Your task is to transcribe the data in full.

#####

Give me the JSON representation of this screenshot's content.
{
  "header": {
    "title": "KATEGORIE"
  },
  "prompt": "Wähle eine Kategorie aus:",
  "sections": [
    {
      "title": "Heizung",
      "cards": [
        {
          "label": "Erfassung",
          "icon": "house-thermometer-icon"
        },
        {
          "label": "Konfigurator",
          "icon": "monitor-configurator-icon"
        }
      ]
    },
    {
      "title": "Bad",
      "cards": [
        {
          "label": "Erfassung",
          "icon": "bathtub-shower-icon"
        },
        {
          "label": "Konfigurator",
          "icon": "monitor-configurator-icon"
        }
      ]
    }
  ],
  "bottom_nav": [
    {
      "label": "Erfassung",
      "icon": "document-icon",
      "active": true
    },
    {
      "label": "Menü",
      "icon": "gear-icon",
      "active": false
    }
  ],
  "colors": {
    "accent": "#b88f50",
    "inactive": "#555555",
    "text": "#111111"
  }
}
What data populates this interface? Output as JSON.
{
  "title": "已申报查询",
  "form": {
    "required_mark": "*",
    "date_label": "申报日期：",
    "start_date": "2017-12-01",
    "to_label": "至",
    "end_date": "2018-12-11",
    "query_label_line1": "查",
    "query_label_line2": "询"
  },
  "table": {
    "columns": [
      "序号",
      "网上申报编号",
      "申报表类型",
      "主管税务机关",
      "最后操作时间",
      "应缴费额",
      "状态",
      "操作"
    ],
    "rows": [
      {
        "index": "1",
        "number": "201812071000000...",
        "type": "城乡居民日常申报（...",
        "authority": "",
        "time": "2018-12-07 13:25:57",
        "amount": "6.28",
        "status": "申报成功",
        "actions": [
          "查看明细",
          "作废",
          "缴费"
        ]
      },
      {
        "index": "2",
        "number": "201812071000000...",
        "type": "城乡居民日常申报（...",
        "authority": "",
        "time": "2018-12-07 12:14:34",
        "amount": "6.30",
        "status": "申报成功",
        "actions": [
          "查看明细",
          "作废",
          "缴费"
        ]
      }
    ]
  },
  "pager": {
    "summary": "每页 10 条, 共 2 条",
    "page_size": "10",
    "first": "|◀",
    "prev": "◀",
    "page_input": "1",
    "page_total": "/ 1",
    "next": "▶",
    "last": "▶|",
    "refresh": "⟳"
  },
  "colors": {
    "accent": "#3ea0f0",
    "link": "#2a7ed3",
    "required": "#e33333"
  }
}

#####

Reply>
Give me the JSON representation of this screenshot's content.
{
  "header": {
    "title": "KATEGORIE"
  },
  "prompt": "Wähle eine Kategorie aus:",
  "sections": [
    {
      "title": "Heizung",
      "cards": [
        {
          "label": "Erfassung",
          "icon": "house-thermometer-icon"
        },
        {
          "label": "Konfigurator",
          "icon": "monitor-configurator-icon"
        }
      ]
    },
    {
      "title": "Bad",
      "cards": [
        {
          "label": "Erfassung",
          "icon": "bathtub-shower-icon"
        },
        {
          "label": "Konfigurator",
          "icon": "monitor-configurator-icon"
        }
      ]
    }
  ],
  "bottom_nav": [
    {
      "label": "Erfassung",
      "icon": "document-icon",
      "active": true
    },
    {
      "label": "Menü",
      "icon": "gear-icon",
      "active": false
    }
  ],
  "colors": {
    "accent": "#b88f50",
    "inactive": "#555555",
    "text": "#111111"
  }
}
What data populates this interface? Output as JSON.
{
  "title": "已申报查询",
  "form": {
    "required_mark": "*",
    "date_label": "申报日期：",
    "start_date": "2017-12-01",
    "to_label": "至",
    "end_date": "2018-12-11",
    "query_label_line1": "查",
    "query_label_line2": "询"
  },
  "table": {
    "columns": [
      "序号",
      "网上申报编号",
      "申报表类型",
      "主管税务机关",
      "最后操作时间",
      "应缴费额",
      "状态",
      "操作"
    ],
    "rows": [
      {
        "index": "1",
        "number": "201812071000000...",
        "type": "城乡居民日常申报（...",
        "authority": "",
        "time": "2018-12-07 13:25:57",
        "amount": "6.28",
        "status": "申报成功",
        "actions": [
          "查看明细",
          "作废",
          "缴费"
        ]
      },
      {
        "index": "2",
        "number": "201812071000000...",
        "type": "城乡居民日常申报（...",
        "authority": "",
        "time": "2018-12-07 12:14:34",
        "amount": "6.30",
        "status": "申报成功",
        "actions": [
          "查看明细",
          "作废",
          "缴费"
        ]
      }
    ]
  },
  "pager": {
    "summary": "每页 10 条, 共 2 条",
    "page_size": "10",
    "first": "|◀",
    "prev": "◀",
    "page_input": "1",
    "page_total": "/ 1",
    "next": "▶",
    "last": "▶|",
    "refresh": "⟳"
  },
  "colors": {
    "accent": "#3ea0f0",
    "link": "#2a7ed3",
    "required": "#e33333"
  }
}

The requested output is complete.